| What is asked |
Transcribe every entry word for word, but skip the images.

| Excerpted data |
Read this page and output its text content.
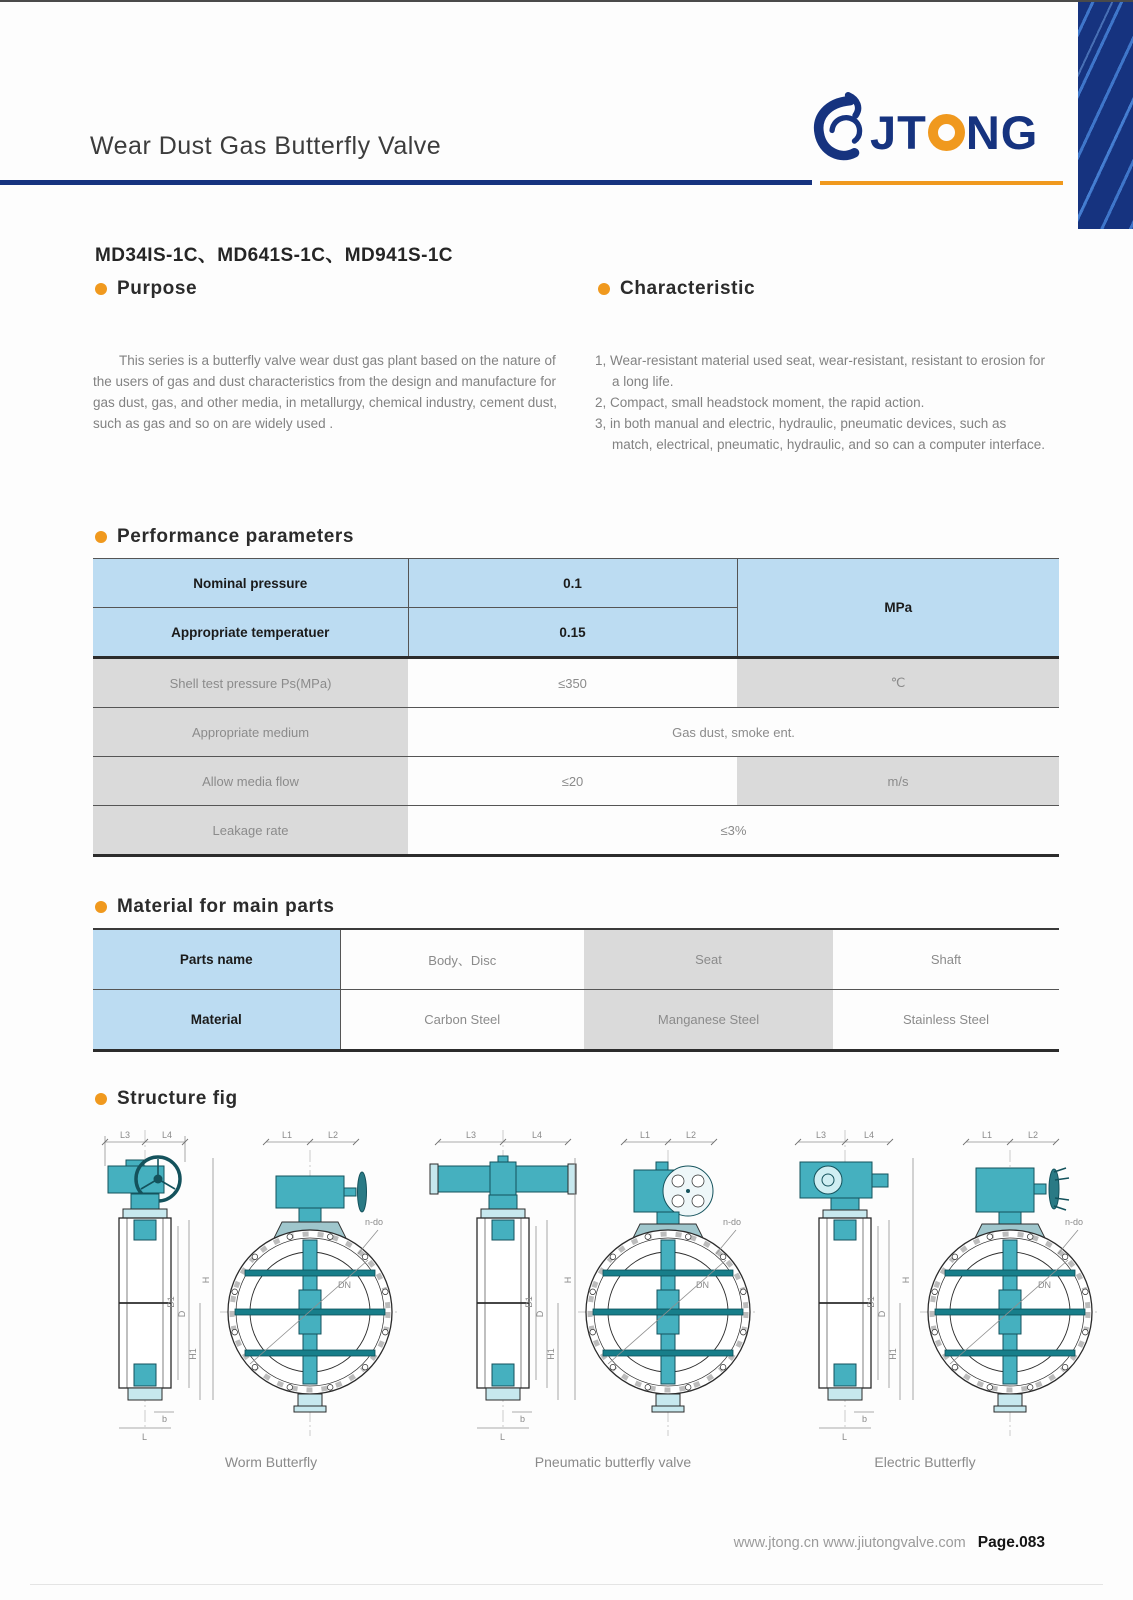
Wear Dust Gas Butterfly Valve	JT NG
MD34IS-1C、MD641S-1C、MD941S-1C
Purpose	Characteristic
This series is a butterfly valve wear dust gas plant based on the nature of the users of gas and dust characteristics from the design and manufacture for gas dust, gas, and other media, in metallurgy, chemical industry, cement dust, such as gas and so on are widely used .
1, Wear-resistant material used seat, wear-resistant, resistant to erosion for a long life.
2, Compact, small headstock moment, the rapid action.
3, in both manual and electric, hydraulic, pneumatic devices, such as match, electrical, pneumatic, hydraulic, and so can a computer interface.
Performance parameters
Nominal pressure	0.1	MPa
Appropriate temperatuer	0.15	
Shell test pressure Ps(MPa)	≤350	℃
Appropriate medium	Gas dust, smoke ent.	
Allow media flow	≤20	m/s
Leakage rate	≤3%	
Material for main parts
Parts name	Body、Disc	Seat	Shaft
Material	Carbon Steel	Manganese Steel	Stainless Steel
Structure fig
L3	L4
D1
D
H1
H
b
L
L1	L2
n-do
DN
L3	L4
D1
D
H1
H
b
L
L1	L2
n-do
DN
L3	L4
D1
D
H1
H
b
L
L1	L2
n-do
DN
Worm Butterfly	Pneumatic butterfly valve	Electric Butterfly
www.jtong.cn www.jiutongvalve.com Page.083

| Result of this exercise |
Read this page and output its text content.
Wear Dust Gas Butterfly Valve	JT NG
MD34IS-1C、MD641S-1C、MD941S-1C
Purpose	Characteristic
This series is a butterfly valve wear dust gas plant based on the nature of the users of gas and dust characteristics from the design and manufacture for gas dust, gas, and other media, in metallurgy, chemical industry, cement dust, such as gas and so on are widely used .
1, Wear-resistant material used seat, wear-resistant, resistant to erosion for a long life.
2, Compact, small headstock moment, the rapid action.
3, in both manual and electric, hydraulic, pneumatic devices, such as match, electrical, pneumatic, hydraulic, and so can a computer interface.
Performance parameters
Nominal pressure	0.1	MPa
Appropriate temperatuer	0.15	
Shell test pressure Ps(MPa)	≤350	℃
Appropriate medium	Gas dust, smoke ent.	
Allow media flow	≤20	m/s
Leakage rate	≤3%	
Material for main parts
Parts name	Body、Disc	Seat	Shaft
Material	Carbon Steel	Manganese Steel	Stainless Steel
Structure fig
L3	L4
D1
D
H1
H
b
L
L1	L2
n-do
DN
L3	L4
D1
D
H1
H
b
L
L1	L2
n-do
DN
L3	L4
D1
D
H1
H
b
L
L1	L2
n-do
DN
Worm Butterfly	Pneumatic butterfly valve	Electric Butterfly
www.jtong.cn www.jiutongvalve.com Page.083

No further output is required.